> **Set exercise**
Copy out all lines carrying the word "marker".

--- Start Material to process ---

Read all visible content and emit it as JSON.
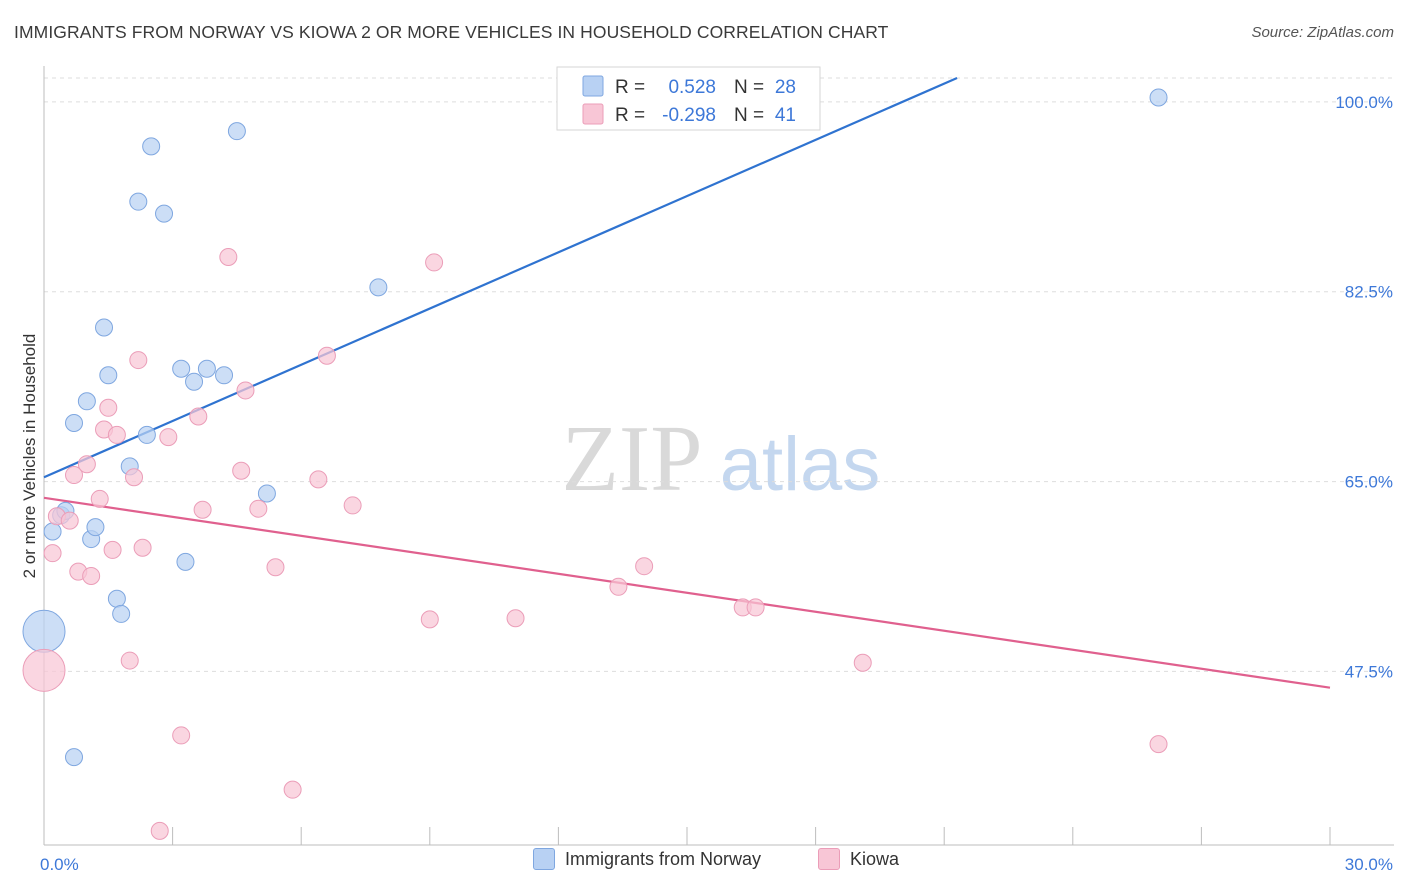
{
  "title": "IMMIGRANTS FROM NORWAY VS KIOWA 2 OR MORE VEHICLES IN HOUSEHOLD CORRELATION CHART",
  "source": "Source: ZipAtlas.com",
  "watermark": {
    "zip": "ZIP",
    "atlas": "atlas"
  },
  "colors": {
    "blue": "#2f73d0",
    "blue_fill": "#b8d1f3",
    "blue_stroke": "#7fa7e0",
    "pink": "#e0608e",
    "pink_fill": "#f8c6d6",
    "pink_stroke": "#eb9db8",
    "tick_label": "#3d78d8",
    "grid": "#dddddd"
  },
  "legend": {
    "rows": [
      {
        "r_label": "R =",
        "r_value": "0.528",
        "n_label": "N =",
        "n_value": "28",
        "color": "blue"
      },
      {
        "r_label": "R =",
        "r_value": "-0.298",
        "n_label": "N =",
        "n_value": "41",
        "color": "pink"
      }
    ]
  },
  "bottom_legend": [
    {
      "label": "Immigrants from Norway",
      "color": "blue"
    },
    {
      "label": "Kiowa",
      "color": "pink"
    }
  ],
  "chart_data": {
    "type": "scatter",
    "title": "IMMIGRANTS FROM NORWAY VS KIOWA 2 OR MORE VEHICLES IN HOUSEHOLD CORRELATION CHART",
    "xlabel": "",
    "ylabel": "2 or more Vehicles in Household",
    "xlim": [
      0,
      30
    ],
    "ylim": [
      31.5,
      102.2
    ],
    "x_ticks": [
      0,
      3,
      6,
      9,
      12,
      15,
      18,
      21,
      24,
      27,
      30
    ],
    "x_tick_labels": [
      {
        "value": 0,
        "label": "0.0%"
      },
      {
        "value": 30,
        "label": "30.0%"
      }
    ],
    "y_ticks": [
      47.5,
      65.0,
      82.5,
      100.0
    ],
    "y_tick_labels": [
      "47.5%",
      "65.0%",
      "82.5%",
      "100.0%"
    ],
    "grid": "horizontal dashed",
    "legend_position": "top-center",
    "series": [
      {
        "name": "Immigrants from Norway",
        "color": "blue",
        "points": [
          {
            "x": 0.0,
            "y": 51.2,
            "big": true
          },
          {
            "x": 0.2,
            "y": 60.4
          },
          {
            "x": 0.4,
            "y": 61.9
          },
          {
            "x": 0.5,
            "y": 62.3
          },
          {
            "x": 0.7,
            "y": 39.6
          },
          {
            "x": 0.7,
            "y": 70.4
          },
          {
            "x": 1.0,
            "y": 72.4
          },
          {
            "x": 1.1,
            "y": 59.7
          },
          {
            "x": 1.2,
            "y": 60.8
          },
          {
            "x": 1.4,
            "y": 79.2
          },
          {
            "x": 1.5,
            "y": 74.8
          },
          {
            "x": 1.7,
            "y": 54.2
          },
          {
            "x": 1.8,
            "y": 52.8
          },
          {
            "x": 2.0,
            "y": 66.4
          },
          {
            "x": 2.2,
            "y": 90.8
          },
          {
            "x": 2.4,
            "y": 69.3
          },
          {
            "x": 2.5,
            "y": 95.9
          },
          {
            "x": 2.8,
            "y": 89.7
          },
          {
            "x": 3.2,
            "y": 75.4
          },
          {
            "x": 3.3,
            "y": 57.6
          },
          {
            "x": 3.5,
            "y": 74.2
          },
          {
            "x": 3.8,
            "y": 75.4
          },
          {
            "x": 4.2,
            "y": 74.8
          },
          {
            "x": 4.5,
            "y": 97.3
          },
          {
            "x": 5.2,
            "y": 63.9
          },
          {
            "x": 7.8,
            "y": 82.9
          },
          {
            "x": 26.0,
            "y": 100.4
          }
        ],
        "trend": {
          "x1": 0,
          "y1": 65.4,
          "x2": 21.3,
          "y2": 102.2
        }
      },
      {
        "name": "Kiowa",
        "color": "pink",
        "points": [
          {
            "x": 0.0,
            "y": 47.6,
            "big": true
          },
          {
            "x": 0.2,
            "y": 58.4
          },
          {
            "x": 0.3,
            "y": 61.8
          },
          {
            "x": 0.6,
            "y": 61.4
          },
          {
            "x": 0.7,
            "y": 65.6
          },
          {
            "x": 0.8,
            "y": 56.7
          },
          {
            "x": 1.0,
            "y": 66.6
          },
          {
            "x": 1.1,
            "y": 56.3
          },
          {
            "x": 1.3,
            "y": 63.4
          },
          {
            "x": 1.4,
            "y": 69.8
          },
          {
            "x": 1.5,
            "y": 71.8
          },
          {
            "x": 1.6,
            "y": 58.7
          },
          {
            "x": 1.7,
            "y": 69.3
          },
          {
            "x": 2.0,
            "y": 48.5
          },
          {
            "x": 2.1,
            "y": 65.4
          },
          {
            "x": 2.2,
            "y": 76.2
          },
          {
            "x": 2.3,
            "y": 58.9
          },
          {
            "x": 2.7,
            "y": 32.8
          },
          {
            "x": 2.9,
            "y": 69.1
          },
          {
            "x": 3.2,
            "y": 41.6
          },
          {
            "x": 3.6,
            "y": 71.0
          },
          {
            "x": 3.7,
            "y": 62.4
          },
          {
            "x": 4.3,
            "y": 85.7
          },
          {
            "x": 4.6,
            "y": 66.0
          },
          {
            "x": 4.7,
            "y": 73.4
          },
          {
            "x": 5.0,
            "y": 62.5
          },
          {
            "x": 5.4,
            "y": 57.1
          },
          {
            "x": 5.8,
            "y": 36.6
          },
          {
            "x": 6.4,
            "y": 65.2
          },
          {
            "x": 6.6,
            "y": 76.6
          },
          {
            "x": 7.2,
            "y": 62.8
          },
          {
            "x": 9.0,
            "y": 52.3
          },
          {
            "x": 9.1,
            "y": 85.2
          },
          {
            "x": 11.0,
            "y": 52.4
          },
          {
            "x": 13.4,
            "y": 55.3
          },
          {
            "x": 14.0,
            "y": 57.2
          },
          {
            "x": 16.3,
            "y": 53.4
          },
          {
            "x": 16.6,
            "y": 53.4
          },
          {
            "x": 19.1,
            "y": 48.3
          },
          {
            "x": 26.0,
            "y": 40.8
          }
        ],
        "trend": {
          "x1": 0,
          "y1": 63.5,
          "x2": 30,
          "y2": 46.0
        }
      }
    ]
  }
}
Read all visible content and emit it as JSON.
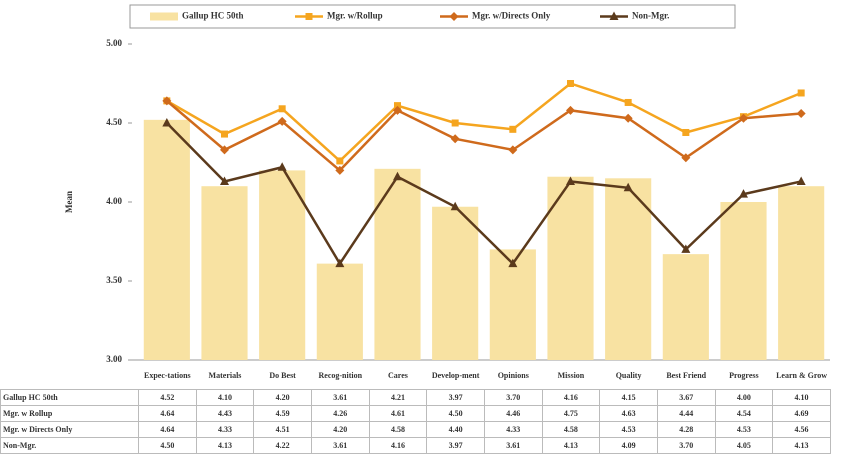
{
  "chart_data": {
    "type": "bar",
    "y_label": "Mean",
    "categories": [
      "Expec-tations",
      "Materials",
      "Do Best",
      "Recog-nition",
      "Cares",
      "Develop-ment",
      "Opinions",
      "Mission",
      "Quality",
      "Best Friend",
      "Progress",
      "Learn & Grow"
    ],
    "ylim": [
      3,
      5
    ],
    "yticks": [
      {
        "value": 3,
        "label": "3.00"
      },
      {
        "value": 3.5,
        "label": "3.50"
      },
      {
        "value": 4,
        "label": "4.00"
      },
      {
        "value": 4.5,
        "label": "4.50"
      },
      {
        "value": 5,
        "label": "5.00"
      }
    ],
    "grid": false,
    "legend": "top",
    "series": [
      {
        "name": "Gallup HC 50th",
        "type": "bar",
        "color": "#f8e2a2",
        "values": [
          4.52,
          4.1,
          4.2,
          3.61,
          4.21,
          3.97,
          3.7,
          4.16,
          4.15,
          3.67,
          4.0,
          4.1
        ],
        "value_labels": [
          "4.52",
          "4.10",
          "4.20",
          "3.61",
          "4.21",
          "3.97",
          "3.70",
          "4.16",
          "4.15",
          "3.67",
          "4.00",
          "4.10"
        ]
      },
      {
        "name": "Mgr. w/Rollup",
        "table_name": "Mgr. w Rollup",
        "type": "line",
        "marker": "square",
        "color": "#f5a51f",
        "values": [
          4.64,
          4.43,
          4.59,
          4.26,
          4.61,
          4.5,
          4.46,
          4.75,
          4.63,
          4.44,
          4.54,
          4.69
        ],
        "value_labels": [
          "4.64",
          "4.43",
          "4.59",
          "4.26",
          "4.61",
          "4.50",
          "4.46",
          "4.75",
          "4.63",
          "4.44",
          "4.54",
          "4.69"
        ]
      },
      {
        "name": "Mgr. w/Directs Only",
        "table_name": "Mgr. w Directs Only",
        "type": "line",
        "marker": "diamond",
        "color": "#cf6a1c",
        "values": [
          4.64,
          4.33,
          4.51,
          4.2,
          4.58,
          4.4,
          4.33,
          4.58,
          4.53,
          4.28,
          4.53,
          4.56
        ],
        "value_labels": [
          "4.64",
          "4.33",
          "4.51",
          "4.20",
          "4.58",
          "4.40",
          "4.33",
          "4.58",
          "4.53",
          "4.28",
          "4.53",
          "4.56"
        ]
      },
      {
        "name": "Non-Mgr.",
        "table_name": "Non-Mgr.",
        "type": "line",
        "marker": "triangle",
        "color": "#5b3a1c",
        "values": [
          4.5,
          4.13,
          4.22,
          3.61,
          4.16,
          3.97,
          3.61,
          4.13,
          4.09,
          3.7,
          4.05,
          4.13
        ],
        "value_labels": [
          "4.50",
          "4.13",
          "4.22",
          "3.61",
          "4.16",
          "3.97",
          "3.61",
          "4.13",
          "4.09",
          "3.70",
          "4.05",
          "4.13"
        ]
      }
    ]
  }
}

--- End Material to process ---

> **The answer**
        "marker": "square",
        "marker": "diamond",
        "marker": "triangle",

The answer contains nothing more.